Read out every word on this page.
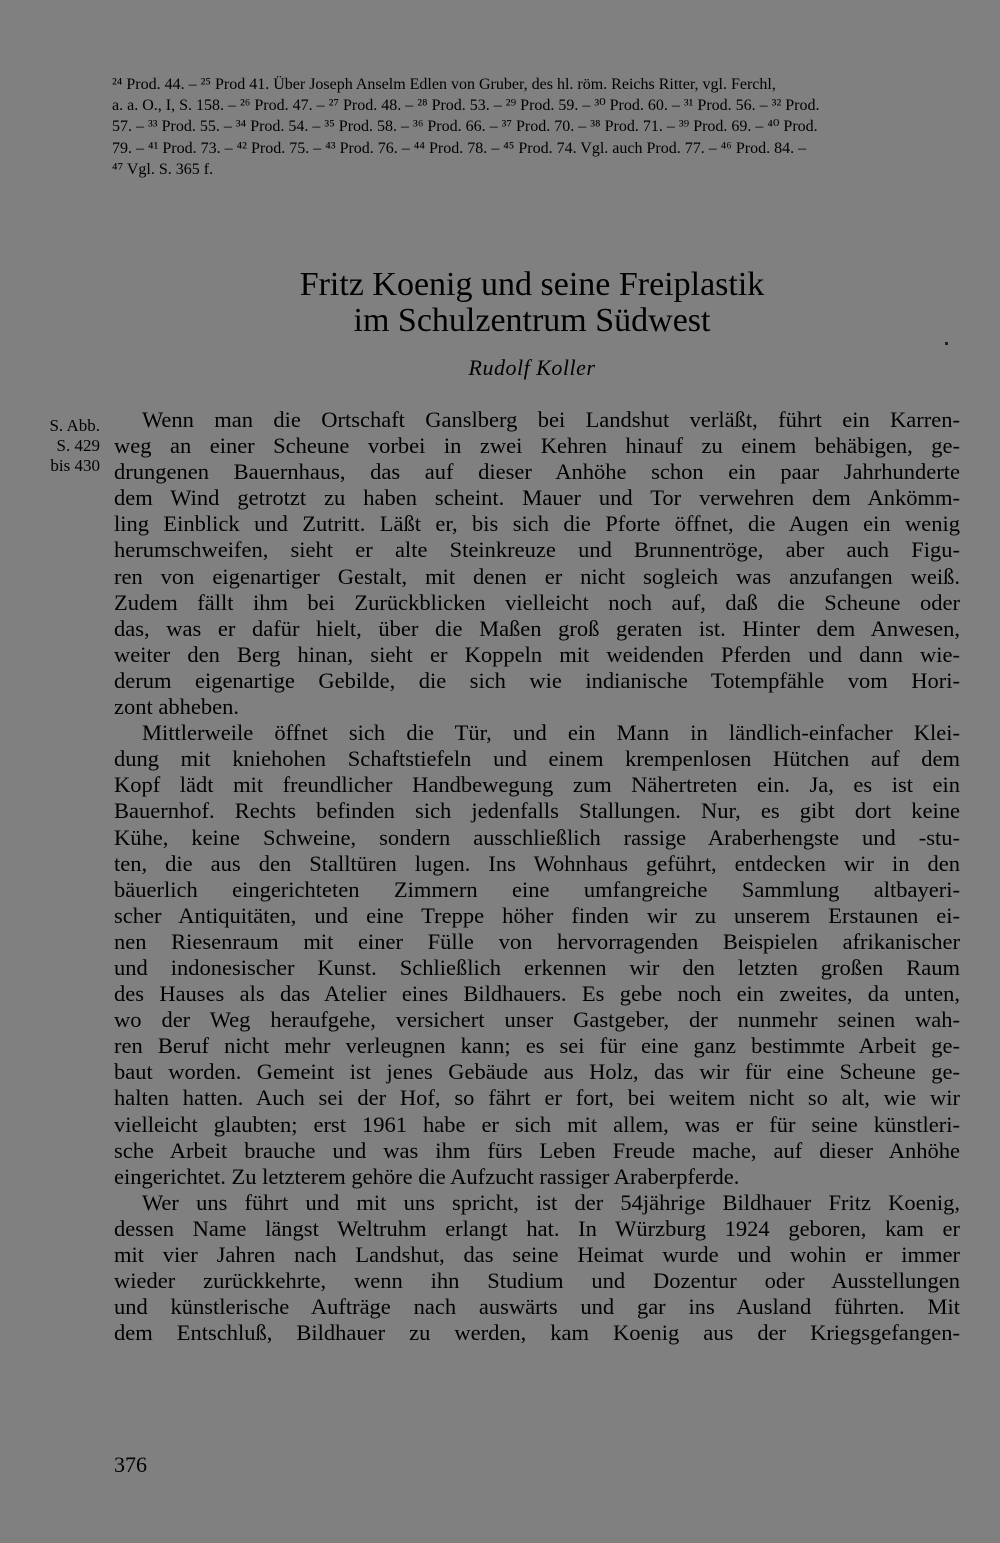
²⁴ Prod. 44. – ²⁵ Prod 41. Über Joseph Anselm Edlen von Gruber, des hl. röm. Reichs Ritter, vgl. Ferchl,
a. a. O., I, S. 158. – ²⁶ Prod. 47. – ²⁷ Prod. 48. – ²⁸ Prod. 53. – ²⁹ Prod. 59. – ³⁰ Prod. 60. – ³¹ Prod. 56. – ³² Prod.
57. – ³³ Prod. 55. – ³⁴ Prod. 54. – ³⁵ Prod. 58. – ³⁶ Prod. 66. – ³⁷ Prod. 70. – ³⁸ Prod. 71. – ³⁹ Prod. 69. – ⁴⁰ Prod.
79. – ⁴¹ Prod. 73. – ⁴² Prod. 75. – ⁴³ Prod. 76. – ⁴⁴ Prod. 78. – ⁴⁵ Prod. 74. Vgl. auch Prod. 77. – ⁴⁶ Prod. 84. –
⁴⁷ Vgl. S. 365 f.
Fritz Koenig und seine Freiplastik
im Schulzentrum Südwest
Rudolf Koller
S. Abb.
S. 429
bis 430
Wenn man die Ortschaft Ganslberg bei Landshut verläßt, führt ein Karren-
weg an einer Scheune vorbei in zwei Kehren hinauf zu einem behäbigen, ge-
drungenen Bauernhaus, das auf dieser Anhöhe schon ein paar Jahrhunderte
dem Wind getrotzt zu haben scheint. Mauer und Tor verwehren dem Ankömm-
ling Einblick und Zutritt. Läßt er, bis sich die Pforte öffnet, die Augen ein wenig
herumschweifen, sieht er alte Steinkreuze und Brunnentröge, aber auch Figu-
ren von eigenartiger Gestalt, mit denen er nicht sogleich was anzufangen weiß.
Zudem fällt ihm bei Zurückblicken vielleicht noch auf, daß die Scheune oder
das, was er dafür hielt, über die Maßen groß geraten ist. Hinter dem Anwesen,
weiter den Berg hinan, sieht er Koppeln mit weidenden Pferden und dann wie-
derum eigenartige Gebilde, die sich wie indianische Totempfähle vom Hori-
zont abheben.
Mittlerweile öffnet sich die Tür, und ein Mann in ländlich-einfacher Klei-
dung mit kniehohen Schaftstiefeln und einem krempenlosen Hütchen auf dem
Kopf lädt mit freundlicher Handbewegung zum Nähertreten ein. Ja, es ist ein
Bauernhof. Rechts befinden sich jedenfalls Stallungen. Nur, es gibt dort keine
Kühe, keine Schweine, sondern ausschließlich rassige Araberhengste und -stu-
ten, die aus den Stalltüren lugen. Ins Wohnhaus geführt, entdecken wir in den
bäuerlich eingerichteten Zimmern eine umfangreiche Sammlung altbayeri-
scher Antiquitäten, und eine Treppe höher finden wir zu unserem Erstaunen ei-
nen Riesenraum mit einer Fülle von hervorragenden Beispielen afrikanischer
und indonesischer Kunst. Schließlich erkennen wir den letzten großen Raum
des Hauses als das Atelier eines Bildhauers. Es gebe noch ein zweites, da unten,
wo der Weg heraufgehe, versichert unser Gastgeber, der nunmehr seinen wah-
ren Beruf nicht mehr verleugnen kann; es sei für eine ganz bestimmte Arbeit ge-
baut worden. Gemeint ist jenes Gebäude aus Holz, das wir für eine Scheune ge-
halten hatten. Auch sei der Hof, so fährt er fort, bei weitem nicht so alt, wie wir
vielleicht glaubten; erst 1961 habe er sich mit allem, was er für seine künstleri-
sche Arbeit brauche und was ihm fürs Leben Freude mache, auf dieser Anhöhe
eingerichtet. Zu letzterem gehöre die Aufzucht rassiger Araberpferde.
Wer uns führt und mit uns spricht, ist der 54jährige Bildhauer Fritz Koenig,
dessen Name längst Weltruhm erlangt hat. In Würzburg 1924 geboren, kam er
mit vier Jahren nach Landshut, das seine Heimat wurde und wohin er immer
wieder zurückkehrte, wenn ihn Studium und Dozentur oder Ausstellungen
und künstlerische Aufträge nach auswärts und gar ins Ausland führten. Mit
dem Entschluß, Bildhauer zu werden, kam Koenig aus der Kriegsgefangen-
376
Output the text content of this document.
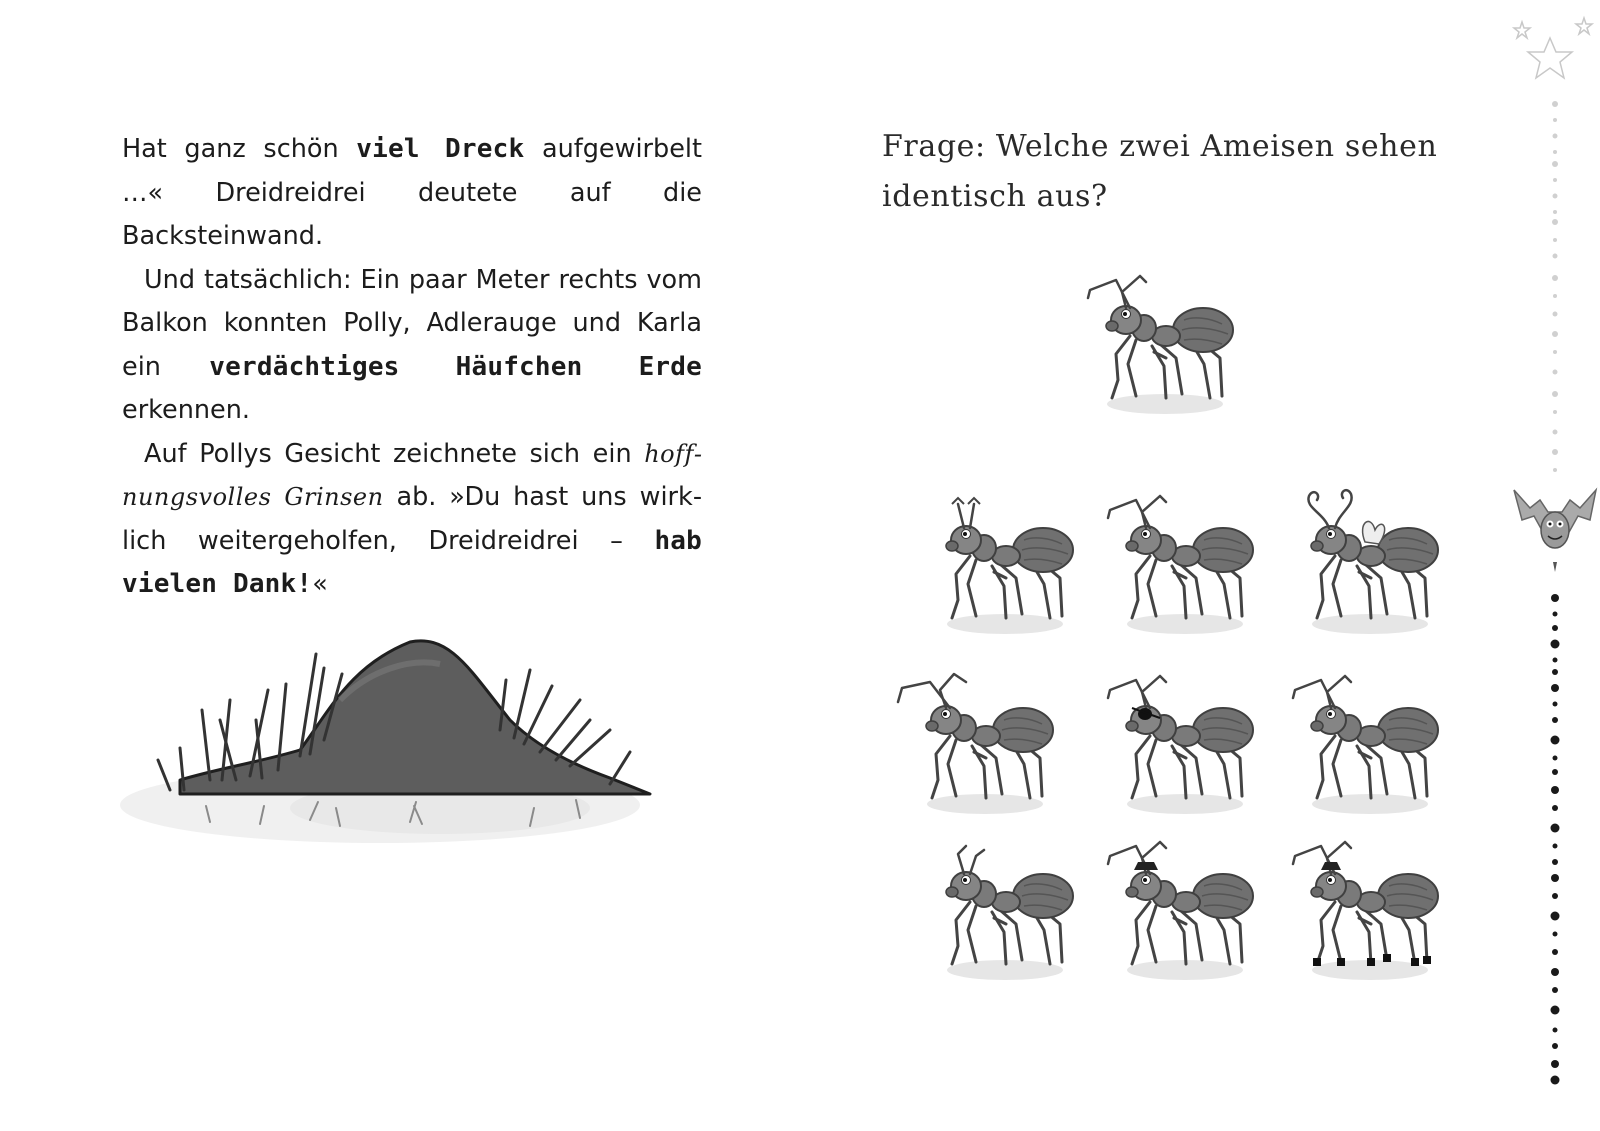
Hat ganz schön viel Dreck aufgewirbelt …« Dreidreidrei deutete auf die Backsteinwand.

Und tatsächlich: Ein paar Meter rechts vom Balkon konnten Polly, Adlerauge und Karla ein verdächtiges Häufchen Erde erkennen.

Auf Pollys Gesicht zeichnete sich ein hoffnungsvolles Grinsen ab. »Du hast uns wirklich weitergeholfen, Dreidreidrei – hab vielen Dank!«

Frage: Welche zwei Ameisen sehen identisch aus?
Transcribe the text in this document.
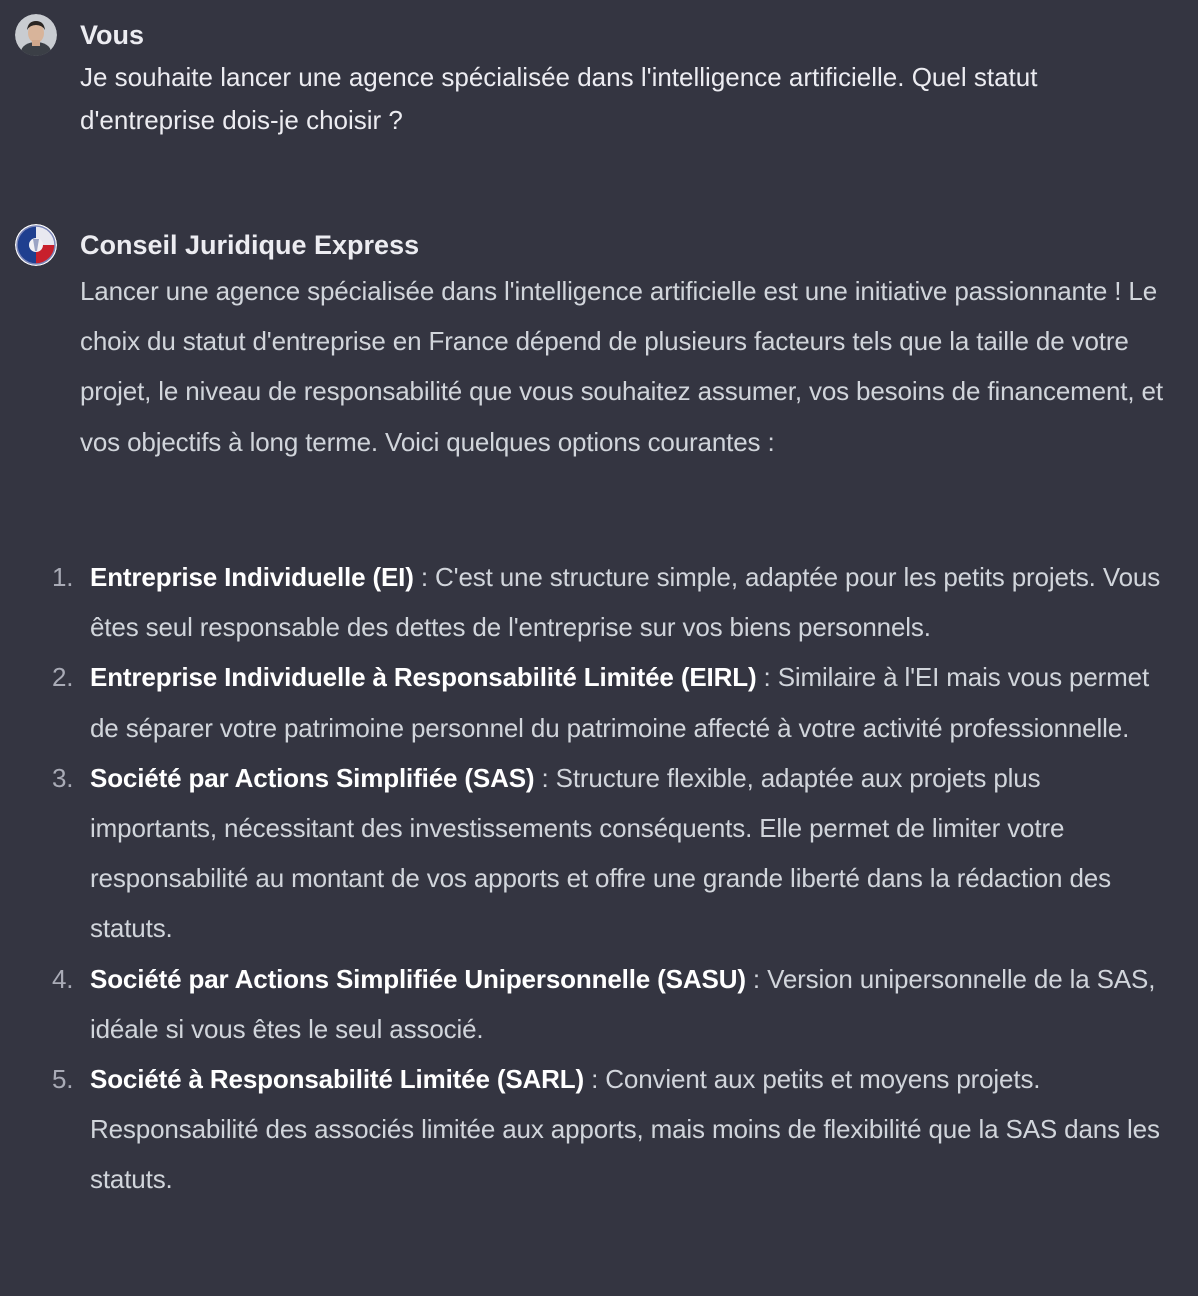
Vous
Je souhaite lancer une agence spécialisée dans l'intelligence artificielle. Quel statut d'entreprise dois-je choisir ?
Conseil Juridique Express
Lancer une agence spécialisée dans l'intelligence artificielle est une initiative passionnante ! Le choix du statut d'entreprise en France dépend de plusieurs facteurs tels que la taille de votre projet, le niveau de responsabilité que vous souhaitez assumer, vos besoins de financement, et vos objectifs à long terme. Voici quelques options courantes :
1. Entreprise Individuelle (EI) : C'est une structure simple, adaptée pour les petits projets. Vous êtes seul responsable des dettes de l'entreprise sur vos biens personnels.
2. Entreprise Individuelle à Responsabilité Limitée (EIRL) : Similaire à l'EI mais vous permet de séparer votre patrimoine personnel du patrimoine affecté à votre activité professionnelle.
3. Société par Actions Simplifiée (SAS) : Structure flexible, adaptée aux projets plus importants, nécessitant des investissements conséquents. Elle permet de limiter votre responsabilité au montant de vos apports et offre une grande liberté dans la rédaction des statuts.
4. Société par Actions Simplifiée Unipersonnelle (SASU) : Version unipersonnelle de la SAS, idéale si vous êtes le seul associé.
5. Société à Responsabilité Limitée (SARL) : Convient aux petits et moyens projets. Responsabilité des associés limitée aux apports, mais moins de flexibilité que la SAS dans les statuts.
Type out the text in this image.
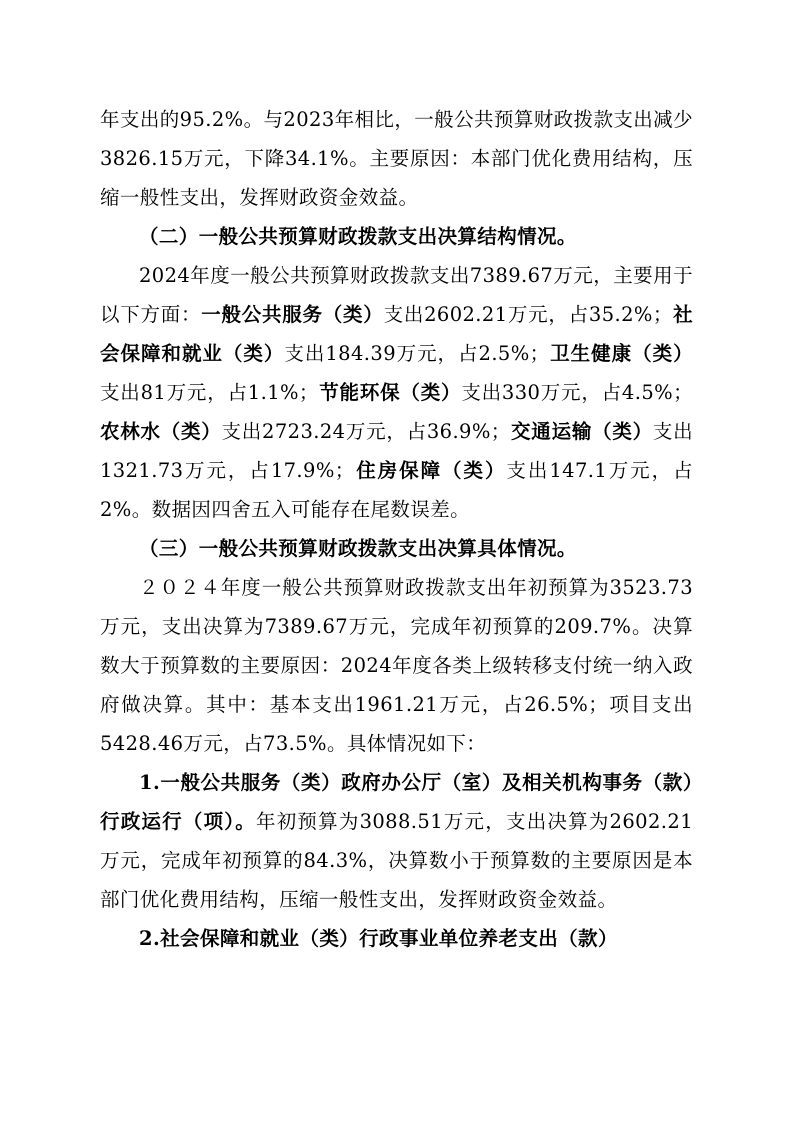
年支出的95.2%。与2023年相比，一般公共预算财政拨款支出减少3826.15万元，下降34.1%。主要原因：本部门优化费用结构，压缩一般性支出，发挥财政资金效益。

（二）一般公共预算财政拨款支出决算结构情况。

2024年度一般公共预算财政拨款支出7389.67万元，主要用于以下方面：一般公共服务（类）支出2602.21万元，占35.2%；社会保障和就业（类）支出184.39万元，占2.5%；卫生健康（类）支出81万元，占1.1%；节能环保（类）支出330万元，占4.5%；农林水（类）支出2723.24万元，占36.9%；交通运输（类）支出1321.73万元，占17.9%；住房保障（类）支出147.1万元，占2%。数据因四舍五入可能存在尾数误差。

（三）一般公共预算财政拨款支出决算具体情况。

２０２４年度一般公共预算财政拨款支出年初预算为3523.73万元，支出决算为7389.67万元，完成年初预算的209.7%。决算数大于预算数的主要原因：2024年度各类上级转移支付统一纳入政府做决算。其中：基本支出1961.21万元，占26.5%；项目支出5428.46万元，占73.5%。具体情况如下：

1.一般公共服务（类）政府办公厅（室）及相关机构事务（款）行政运行（项）。年初预算为3088.51万元，支出决算为2602.21万元，完成年初预算的84.3%，决算数小于预算数的主要原因是本部门优化费用结构，压缩一般性支出，发挥财政资金效益。

2.社会保障和就业（类）行政事业单位养老支出（款）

* * *

Task prompt:
Repeat exactly the lines from the one containing "Type out the text in this image." to the last line of the records above, including both, and leave out any pictures.

Solution:
Type out the text in this image.
年支出的95.2%。与2023年相比，一般公共预算财政拨款支出减少3826.15万元，下降34.1%。主要原因：本部门优化费用结构，压缩一般性支出，发挥财政资金效益。

（二）一般公共预算财政拨款支出决算结构情况。

2024年度一般公共预算财政拨款支出7389.67万元，主要用于以下方面：一般公共服务（类）支出2602.21万元，占35.2%；社会保障和就业（类）支出184.39万元，占2.5%；卫生健康（类）支出81万元，占1.1%；节能环保（类）支出330万元，占4.5%；农林水（类）支出2723.24万元，占36.9%；交通运输（类）支出1321.73万元，占17.9%；住房保障（类）支出147.1万元，占2%。数据因四舍五入可能存在尾数误差。

（三）一般公共预算财政拨款支出决算具体情况。

２０２４年度一般公共预算财政拨款支出年初预算为3523.73万元，支出决算为7389.67万元，完成年初预算的209.7%。决算数大于预算数的主要原因：2024年度各类上级转移支付统一纳入政府做决算。其中：基本支出1961.21万元，占26.5%；项目支出5428.46万元，占73.5%。具体情况如下：

1.一般公共服务（类）政府办公厅（室）及相关机构事务（款）行政运行（项）。年初预算为3088.51万元，支出决算为2602.21万元，完成年初预算的84.3%，决算数小于预算数的主要原因是本部门优化费用结构，压缩一般性支出，发挥财政资金效益。

2.社会保障和就业（类）行政事业单位养老支出（款）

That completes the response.